>>>

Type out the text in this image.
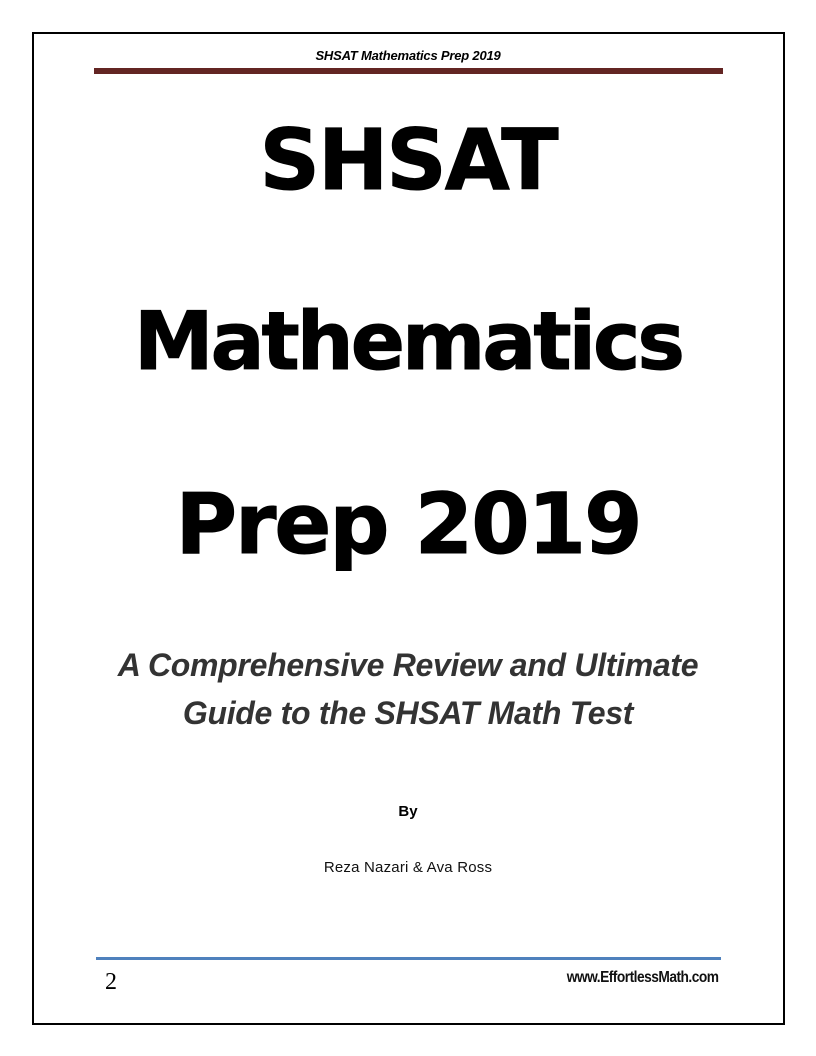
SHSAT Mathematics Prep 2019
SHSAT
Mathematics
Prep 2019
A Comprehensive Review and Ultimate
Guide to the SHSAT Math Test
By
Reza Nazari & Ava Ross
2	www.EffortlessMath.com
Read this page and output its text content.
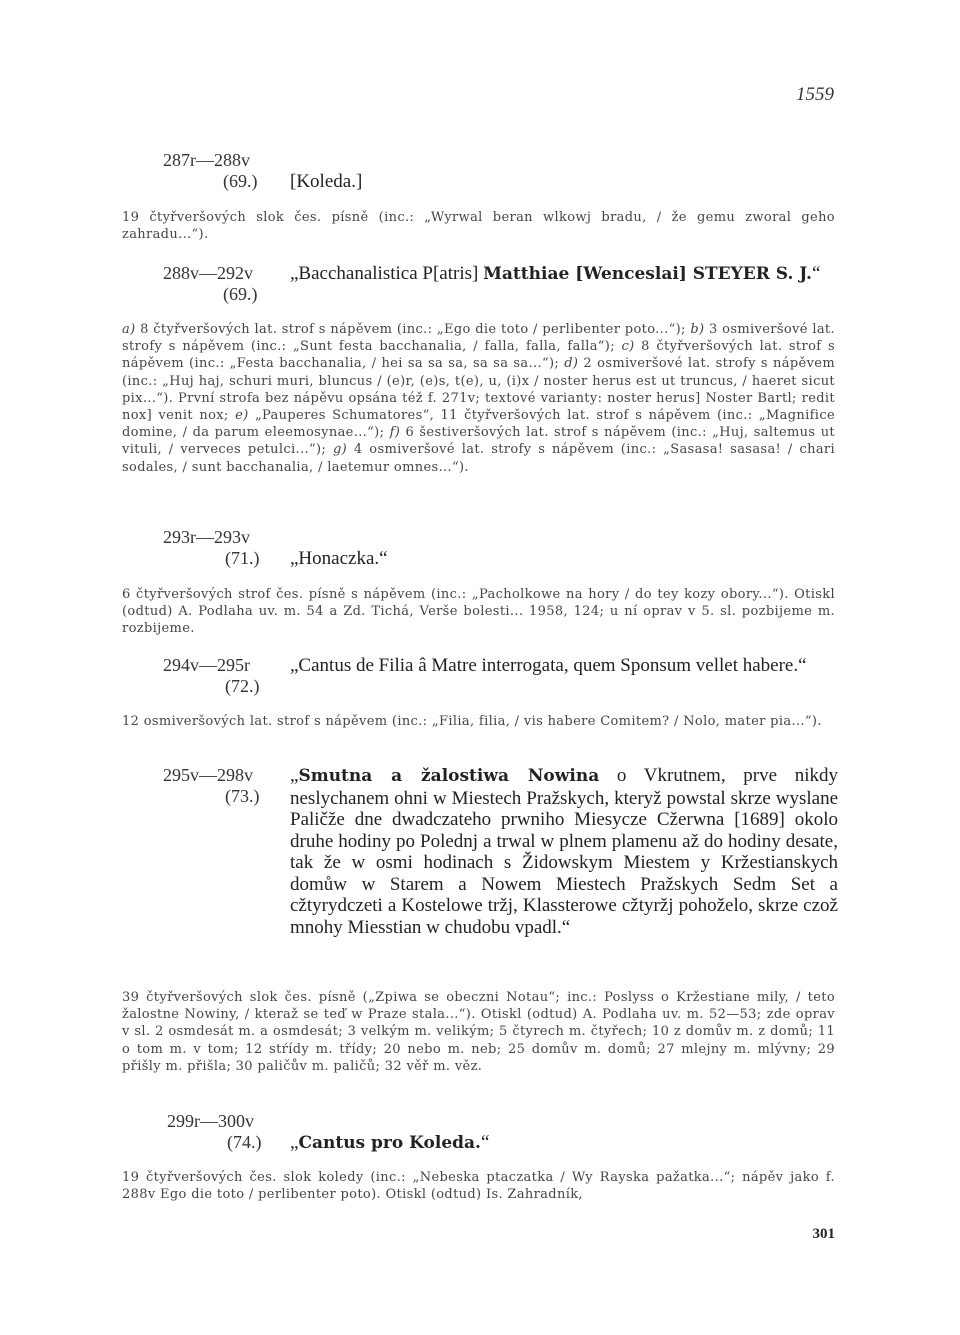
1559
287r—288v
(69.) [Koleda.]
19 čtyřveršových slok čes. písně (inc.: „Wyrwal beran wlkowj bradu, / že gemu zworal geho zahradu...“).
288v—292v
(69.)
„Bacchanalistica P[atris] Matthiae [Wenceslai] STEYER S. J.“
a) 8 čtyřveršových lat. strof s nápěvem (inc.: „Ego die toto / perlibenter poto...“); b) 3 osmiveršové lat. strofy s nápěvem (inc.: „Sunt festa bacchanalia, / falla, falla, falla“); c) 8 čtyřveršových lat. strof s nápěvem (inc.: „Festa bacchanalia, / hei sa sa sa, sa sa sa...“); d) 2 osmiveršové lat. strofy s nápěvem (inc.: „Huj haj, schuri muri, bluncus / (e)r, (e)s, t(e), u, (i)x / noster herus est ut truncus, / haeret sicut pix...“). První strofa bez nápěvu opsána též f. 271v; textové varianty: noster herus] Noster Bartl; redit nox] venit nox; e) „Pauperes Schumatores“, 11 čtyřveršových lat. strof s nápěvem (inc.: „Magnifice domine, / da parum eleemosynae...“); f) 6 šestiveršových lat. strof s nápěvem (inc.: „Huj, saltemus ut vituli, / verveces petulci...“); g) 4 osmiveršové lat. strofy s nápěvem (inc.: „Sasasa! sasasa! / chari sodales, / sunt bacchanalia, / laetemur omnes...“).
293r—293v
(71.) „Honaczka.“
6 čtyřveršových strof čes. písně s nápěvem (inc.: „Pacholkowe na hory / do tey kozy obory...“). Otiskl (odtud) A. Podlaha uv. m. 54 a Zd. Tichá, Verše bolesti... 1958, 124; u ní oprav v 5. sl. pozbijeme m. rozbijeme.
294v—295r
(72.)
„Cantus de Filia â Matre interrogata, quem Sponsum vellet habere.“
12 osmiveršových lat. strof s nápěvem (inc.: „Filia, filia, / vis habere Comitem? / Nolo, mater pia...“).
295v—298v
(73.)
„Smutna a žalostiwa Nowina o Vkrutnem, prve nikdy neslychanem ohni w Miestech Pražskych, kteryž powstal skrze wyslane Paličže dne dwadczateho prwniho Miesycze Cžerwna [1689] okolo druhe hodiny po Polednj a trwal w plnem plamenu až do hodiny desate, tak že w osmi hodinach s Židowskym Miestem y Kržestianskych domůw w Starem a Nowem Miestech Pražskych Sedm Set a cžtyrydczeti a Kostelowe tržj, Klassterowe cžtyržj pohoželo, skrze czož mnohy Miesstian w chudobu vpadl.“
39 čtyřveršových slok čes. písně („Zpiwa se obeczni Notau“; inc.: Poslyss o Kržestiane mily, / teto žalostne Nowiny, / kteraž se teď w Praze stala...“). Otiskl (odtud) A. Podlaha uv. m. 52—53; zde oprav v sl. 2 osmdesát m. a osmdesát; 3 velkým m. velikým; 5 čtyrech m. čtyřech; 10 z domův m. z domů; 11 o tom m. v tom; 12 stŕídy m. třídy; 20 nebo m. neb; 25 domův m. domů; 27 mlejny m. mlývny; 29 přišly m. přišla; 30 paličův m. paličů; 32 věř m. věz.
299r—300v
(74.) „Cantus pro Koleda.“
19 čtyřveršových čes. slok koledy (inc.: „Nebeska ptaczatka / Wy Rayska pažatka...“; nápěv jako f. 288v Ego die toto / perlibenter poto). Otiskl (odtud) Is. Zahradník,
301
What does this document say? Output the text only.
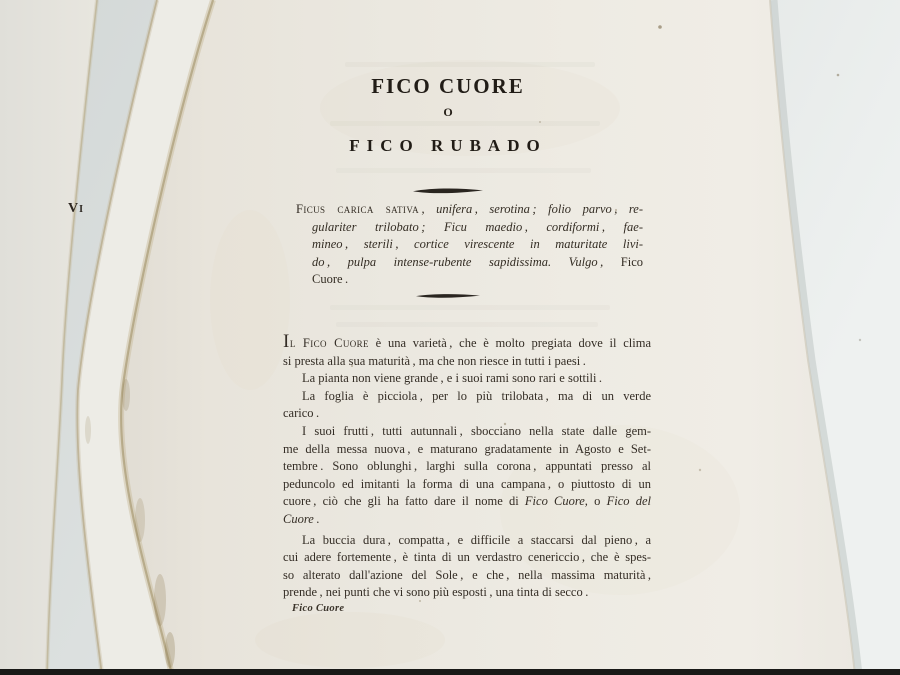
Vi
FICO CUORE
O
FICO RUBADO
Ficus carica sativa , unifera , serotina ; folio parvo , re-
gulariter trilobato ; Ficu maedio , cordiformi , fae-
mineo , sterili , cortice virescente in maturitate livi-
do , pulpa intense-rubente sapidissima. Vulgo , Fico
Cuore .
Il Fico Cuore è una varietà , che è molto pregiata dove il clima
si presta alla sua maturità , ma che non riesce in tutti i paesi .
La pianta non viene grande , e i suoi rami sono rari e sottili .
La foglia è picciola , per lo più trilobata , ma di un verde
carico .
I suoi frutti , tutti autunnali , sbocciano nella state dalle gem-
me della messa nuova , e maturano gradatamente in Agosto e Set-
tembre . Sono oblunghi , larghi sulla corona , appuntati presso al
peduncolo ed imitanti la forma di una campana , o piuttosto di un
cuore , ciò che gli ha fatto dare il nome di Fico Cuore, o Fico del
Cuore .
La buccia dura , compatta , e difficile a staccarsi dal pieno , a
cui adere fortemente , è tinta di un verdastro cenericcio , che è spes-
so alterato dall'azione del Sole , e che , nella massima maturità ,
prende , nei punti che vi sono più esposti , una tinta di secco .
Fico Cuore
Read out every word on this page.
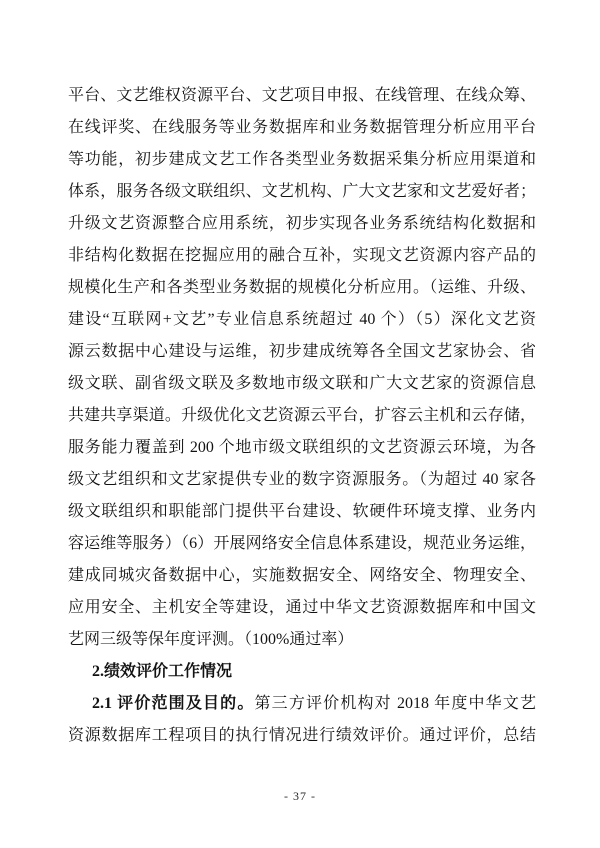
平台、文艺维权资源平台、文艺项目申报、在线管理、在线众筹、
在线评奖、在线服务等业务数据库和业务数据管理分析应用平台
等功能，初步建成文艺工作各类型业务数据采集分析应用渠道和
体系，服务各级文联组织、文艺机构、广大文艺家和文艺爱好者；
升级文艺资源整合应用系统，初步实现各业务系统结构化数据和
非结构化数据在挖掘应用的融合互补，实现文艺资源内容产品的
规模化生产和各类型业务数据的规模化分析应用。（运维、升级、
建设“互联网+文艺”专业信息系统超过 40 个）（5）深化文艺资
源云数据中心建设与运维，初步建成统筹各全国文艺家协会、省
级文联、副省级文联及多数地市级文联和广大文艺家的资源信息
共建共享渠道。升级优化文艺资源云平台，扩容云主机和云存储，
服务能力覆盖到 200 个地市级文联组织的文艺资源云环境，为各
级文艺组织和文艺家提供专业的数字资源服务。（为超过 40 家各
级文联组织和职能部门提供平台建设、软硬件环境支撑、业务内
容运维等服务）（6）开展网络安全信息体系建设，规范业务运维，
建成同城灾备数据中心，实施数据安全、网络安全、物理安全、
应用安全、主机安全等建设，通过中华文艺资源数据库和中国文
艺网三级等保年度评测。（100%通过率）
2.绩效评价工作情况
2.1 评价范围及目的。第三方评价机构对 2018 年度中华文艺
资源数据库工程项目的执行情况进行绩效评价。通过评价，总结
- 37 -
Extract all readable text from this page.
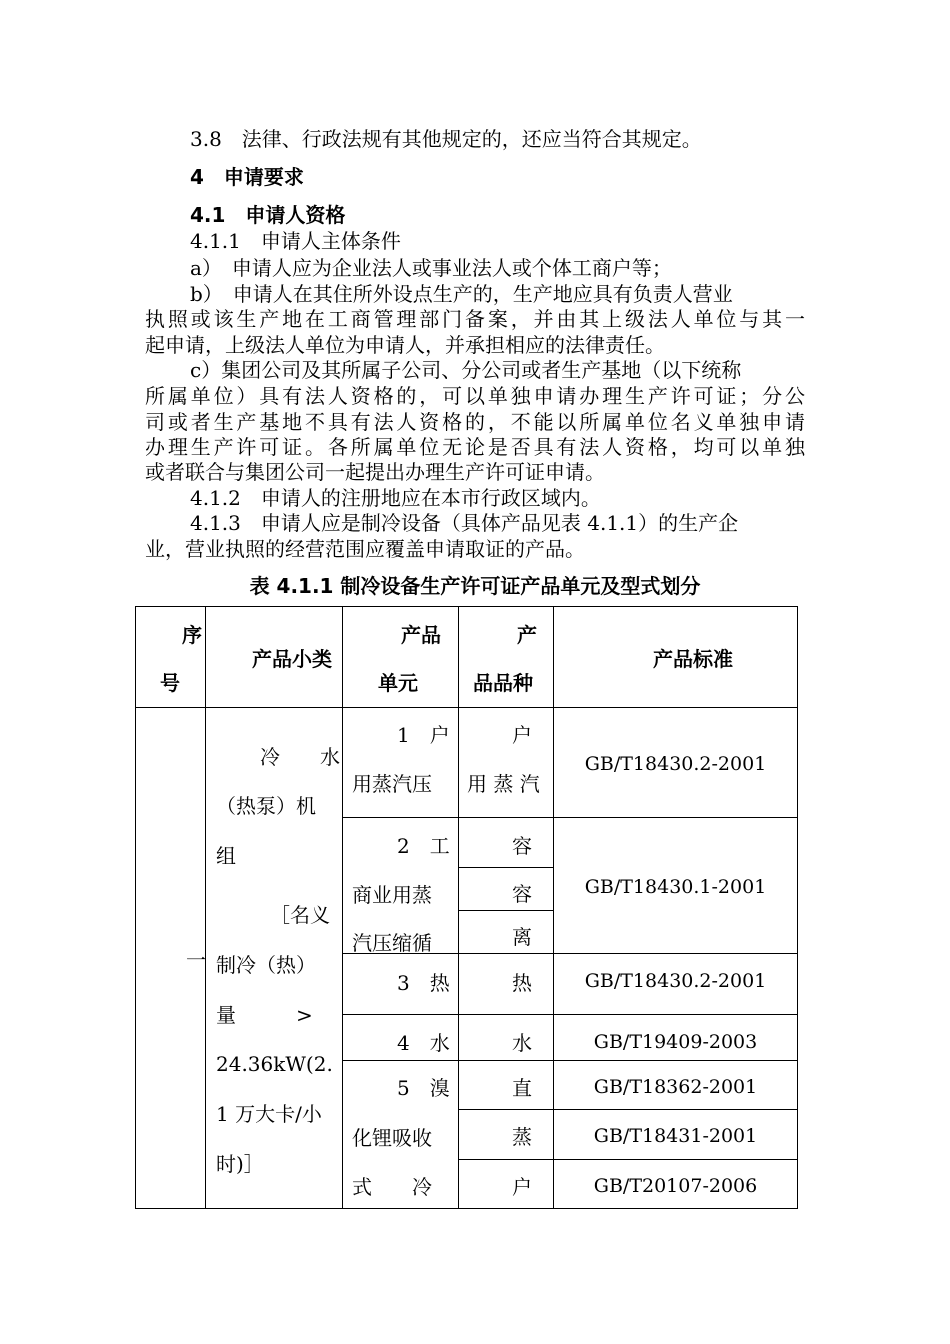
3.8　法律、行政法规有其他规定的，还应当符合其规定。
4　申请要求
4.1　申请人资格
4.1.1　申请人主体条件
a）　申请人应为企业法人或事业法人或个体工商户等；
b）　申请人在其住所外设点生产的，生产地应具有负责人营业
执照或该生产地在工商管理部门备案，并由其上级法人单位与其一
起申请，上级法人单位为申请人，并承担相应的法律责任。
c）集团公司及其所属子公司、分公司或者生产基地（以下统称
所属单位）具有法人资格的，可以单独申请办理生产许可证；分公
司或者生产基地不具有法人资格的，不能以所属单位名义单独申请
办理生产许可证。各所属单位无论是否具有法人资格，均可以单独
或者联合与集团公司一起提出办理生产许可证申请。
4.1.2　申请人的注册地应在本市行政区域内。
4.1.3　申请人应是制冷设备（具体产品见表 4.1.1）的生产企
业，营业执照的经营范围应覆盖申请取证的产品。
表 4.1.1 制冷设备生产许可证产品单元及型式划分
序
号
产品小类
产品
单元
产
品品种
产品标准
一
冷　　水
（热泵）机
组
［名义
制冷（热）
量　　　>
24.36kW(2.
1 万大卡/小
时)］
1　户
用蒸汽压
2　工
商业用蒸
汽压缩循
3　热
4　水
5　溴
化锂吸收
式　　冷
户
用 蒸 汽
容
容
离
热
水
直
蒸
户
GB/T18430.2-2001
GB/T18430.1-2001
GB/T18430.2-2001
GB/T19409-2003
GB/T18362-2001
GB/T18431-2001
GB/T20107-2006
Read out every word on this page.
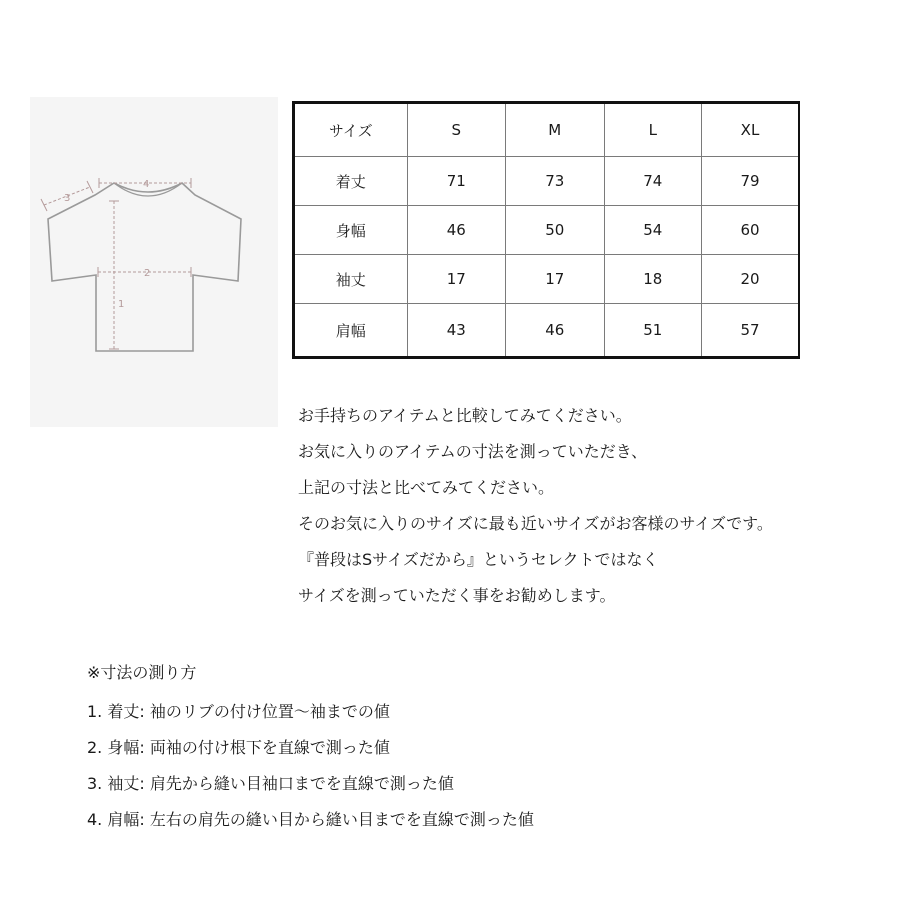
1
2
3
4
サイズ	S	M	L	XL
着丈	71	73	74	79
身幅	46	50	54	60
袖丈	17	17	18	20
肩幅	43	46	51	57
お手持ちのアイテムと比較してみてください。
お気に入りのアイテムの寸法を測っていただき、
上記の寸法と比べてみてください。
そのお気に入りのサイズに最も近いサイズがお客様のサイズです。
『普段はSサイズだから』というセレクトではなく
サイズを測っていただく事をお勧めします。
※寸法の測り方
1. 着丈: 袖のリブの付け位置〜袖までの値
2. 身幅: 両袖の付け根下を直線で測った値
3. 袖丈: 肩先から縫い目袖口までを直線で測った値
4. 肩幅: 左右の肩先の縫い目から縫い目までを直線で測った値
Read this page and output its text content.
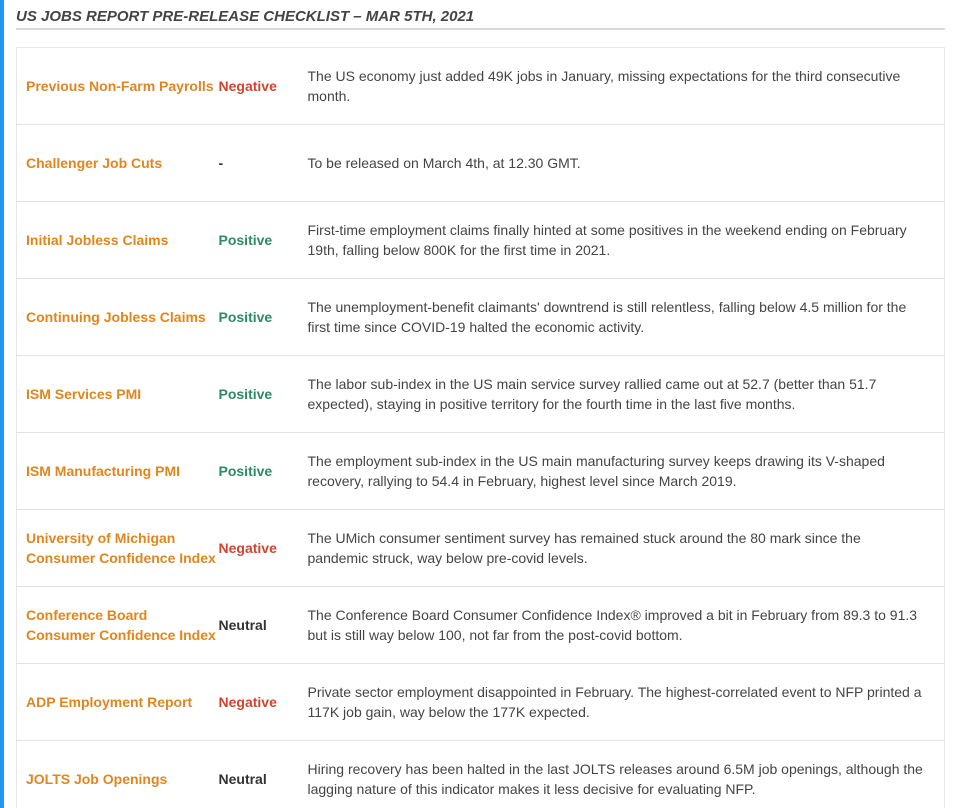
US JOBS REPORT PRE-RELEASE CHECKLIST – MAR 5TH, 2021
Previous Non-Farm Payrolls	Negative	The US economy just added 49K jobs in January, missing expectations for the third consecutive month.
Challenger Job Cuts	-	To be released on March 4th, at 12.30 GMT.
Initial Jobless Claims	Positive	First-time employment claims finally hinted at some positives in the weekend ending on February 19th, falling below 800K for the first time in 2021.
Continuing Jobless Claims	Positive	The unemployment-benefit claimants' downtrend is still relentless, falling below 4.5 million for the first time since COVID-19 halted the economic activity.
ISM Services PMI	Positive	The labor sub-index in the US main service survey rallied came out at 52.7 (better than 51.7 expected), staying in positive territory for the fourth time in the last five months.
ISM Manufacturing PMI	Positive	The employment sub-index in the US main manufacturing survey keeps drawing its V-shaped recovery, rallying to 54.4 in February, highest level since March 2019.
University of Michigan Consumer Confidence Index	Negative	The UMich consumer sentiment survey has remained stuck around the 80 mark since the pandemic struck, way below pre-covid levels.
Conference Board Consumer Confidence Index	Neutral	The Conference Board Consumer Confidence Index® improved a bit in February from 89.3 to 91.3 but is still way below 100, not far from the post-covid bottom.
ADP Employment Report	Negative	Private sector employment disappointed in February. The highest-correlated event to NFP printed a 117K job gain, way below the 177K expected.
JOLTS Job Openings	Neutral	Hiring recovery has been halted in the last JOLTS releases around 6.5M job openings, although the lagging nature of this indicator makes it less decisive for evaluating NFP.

<<<

From the records above, copy every line that holds the word "Cantus".

„Cantus de Filia â Matre interrogata, quem Sponsum vellet habere.“
(74.) „Cantus pro Koleda.“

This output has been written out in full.